▶ [Passage to read]
════

Rebelstar is actually a somewhat forgotten turn-based series that Julian Gollop worked on before X-COM. Along with a few other works of his like Chaos and Laser Squad, this is really the ancestor of Enemy Unknown. Although it has never had any research trees or strategic world maps, most of the battlescape mechanics were already there including snap/aimed shots and reaction fire. The latest installment or revival of the series rather, takes place on the Game Boy Advance and frankly, looks more like X-COM than any of the official X-COM games in my previous blog did.

Once again earth has been taken over by aliens and all people get a mind-reading chip planted into their brains at birth. When they reach age thirty, all humans are dragged off by the aliens and never heard of again. You take the role of a lad named Jorel whose high psionic strength enabled him to reject the chip. He joins a group of rebels trying to fight off their alien captors and from here on, the game is basically a bunch of X-COM battlescapes stringed together with some cut scenes here and there to further the story. There might not be a geoscape but hey ... The original developer worked on this one from start to finish. It's probably the closest we'll ever get to a true sequel since Apocalypse.

════

[Page layout parsing data]

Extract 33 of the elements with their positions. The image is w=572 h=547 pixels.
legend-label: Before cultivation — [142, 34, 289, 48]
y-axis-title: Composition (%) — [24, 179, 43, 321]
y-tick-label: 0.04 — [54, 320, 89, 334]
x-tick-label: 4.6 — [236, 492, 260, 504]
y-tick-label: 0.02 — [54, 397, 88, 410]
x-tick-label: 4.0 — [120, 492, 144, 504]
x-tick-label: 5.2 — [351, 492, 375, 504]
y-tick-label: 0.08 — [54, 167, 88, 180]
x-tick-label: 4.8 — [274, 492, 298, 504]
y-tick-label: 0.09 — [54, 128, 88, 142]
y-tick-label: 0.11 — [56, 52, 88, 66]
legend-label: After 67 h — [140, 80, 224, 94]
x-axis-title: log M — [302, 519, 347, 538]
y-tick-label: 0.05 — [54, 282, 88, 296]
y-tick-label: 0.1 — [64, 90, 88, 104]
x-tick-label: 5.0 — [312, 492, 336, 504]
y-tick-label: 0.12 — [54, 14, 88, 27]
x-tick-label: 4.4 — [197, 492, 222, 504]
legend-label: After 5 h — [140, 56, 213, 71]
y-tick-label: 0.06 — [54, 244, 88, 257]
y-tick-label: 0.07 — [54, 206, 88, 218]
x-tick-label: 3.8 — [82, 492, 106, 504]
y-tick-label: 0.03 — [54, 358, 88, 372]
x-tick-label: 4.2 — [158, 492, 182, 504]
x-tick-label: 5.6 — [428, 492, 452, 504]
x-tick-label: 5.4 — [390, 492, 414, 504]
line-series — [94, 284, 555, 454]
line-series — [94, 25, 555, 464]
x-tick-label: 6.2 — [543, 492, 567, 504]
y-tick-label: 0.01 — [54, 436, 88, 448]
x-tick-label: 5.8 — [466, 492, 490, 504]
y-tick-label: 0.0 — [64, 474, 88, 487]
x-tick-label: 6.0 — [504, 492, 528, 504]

════

▶ [Task statement] List every game or game series title named in the passage about Rebelstar, in the order each first appears.

▶ [Finished task] Rebelstar, X-COM, Chaos, Laser Squad, Enemy Unknown, Apocalypse